Set exercise
Find every line in the records below that holds the word "meet", and copy each one.

## START Given data

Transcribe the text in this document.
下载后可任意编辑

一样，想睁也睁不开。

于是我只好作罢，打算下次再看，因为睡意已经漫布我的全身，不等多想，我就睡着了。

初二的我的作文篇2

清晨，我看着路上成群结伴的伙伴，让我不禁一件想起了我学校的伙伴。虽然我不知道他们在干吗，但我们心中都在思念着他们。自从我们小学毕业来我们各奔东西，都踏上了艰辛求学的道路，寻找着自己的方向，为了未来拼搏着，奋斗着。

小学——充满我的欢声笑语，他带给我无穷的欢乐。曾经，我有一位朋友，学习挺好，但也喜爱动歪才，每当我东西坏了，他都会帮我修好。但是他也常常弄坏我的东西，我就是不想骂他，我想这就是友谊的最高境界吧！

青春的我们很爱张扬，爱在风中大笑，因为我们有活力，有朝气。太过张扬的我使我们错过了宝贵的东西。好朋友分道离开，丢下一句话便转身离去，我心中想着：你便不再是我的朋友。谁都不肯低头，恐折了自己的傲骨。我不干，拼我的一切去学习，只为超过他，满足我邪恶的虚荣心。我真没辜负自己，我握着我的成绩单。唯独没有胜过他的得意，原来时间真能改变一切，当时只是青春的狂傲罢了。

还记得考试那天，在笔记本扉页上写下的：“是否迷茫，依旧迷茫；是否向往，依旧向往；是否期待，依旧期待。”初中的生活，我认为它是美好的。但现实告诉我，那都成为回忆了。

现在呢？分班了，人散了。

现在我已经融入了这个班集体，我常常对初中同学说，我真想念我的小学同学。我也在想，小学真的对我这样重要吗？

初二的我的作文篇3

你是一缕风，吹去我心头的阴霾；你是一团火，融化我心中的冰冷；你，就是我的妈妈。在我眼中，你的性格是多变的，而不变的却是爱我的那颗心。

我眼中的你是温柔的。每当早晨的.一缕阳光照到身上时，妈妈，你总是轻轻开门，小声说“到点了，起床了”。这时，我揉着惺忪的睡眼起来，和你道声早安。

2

## END Given data
## START Given data

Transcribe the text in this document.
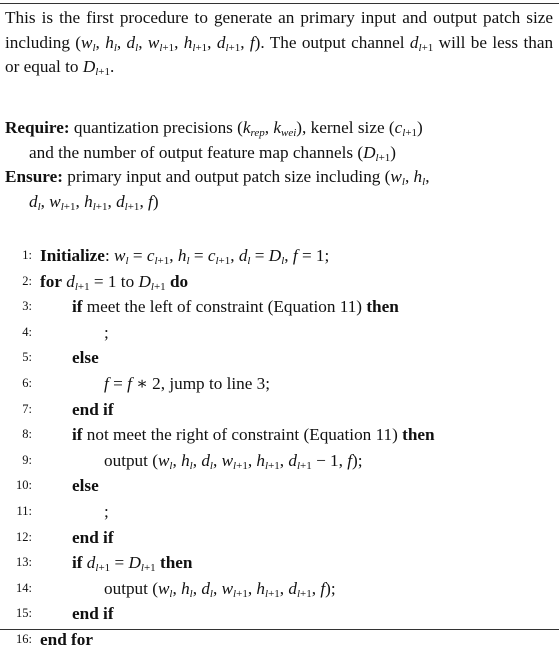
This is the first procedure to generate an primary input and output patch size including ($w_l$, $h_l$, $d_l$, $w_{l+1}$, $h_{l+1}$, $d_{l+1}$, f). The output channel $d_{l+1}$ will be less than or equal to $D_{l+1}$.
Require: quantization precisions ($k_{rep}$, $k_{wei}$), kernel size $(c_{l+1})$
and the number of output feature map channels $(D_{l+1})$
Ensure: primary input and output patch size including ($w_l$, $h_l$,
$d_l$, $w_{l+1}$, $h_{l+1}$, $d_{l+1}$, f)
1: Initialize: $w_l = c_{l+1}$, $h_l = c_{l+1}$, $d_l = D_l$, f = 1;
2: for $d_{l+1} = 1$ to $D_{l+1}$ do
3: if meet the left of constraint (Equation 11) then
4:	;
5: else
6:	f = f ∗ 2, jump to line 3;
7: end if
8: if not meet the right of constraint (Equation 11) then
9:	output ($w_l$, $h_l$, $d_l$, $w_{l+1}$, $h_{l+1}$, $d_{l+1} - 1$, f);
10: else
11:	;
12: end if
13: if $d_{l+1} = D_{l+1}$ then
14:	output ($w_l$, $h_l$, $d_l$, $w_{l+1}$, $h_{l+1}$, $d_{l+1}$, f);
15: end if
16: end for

## END Given data

Result for this exercise
3: if meet the left of constraint (Equation 11) then
8: if not meet the right of constraint (Equation 11) then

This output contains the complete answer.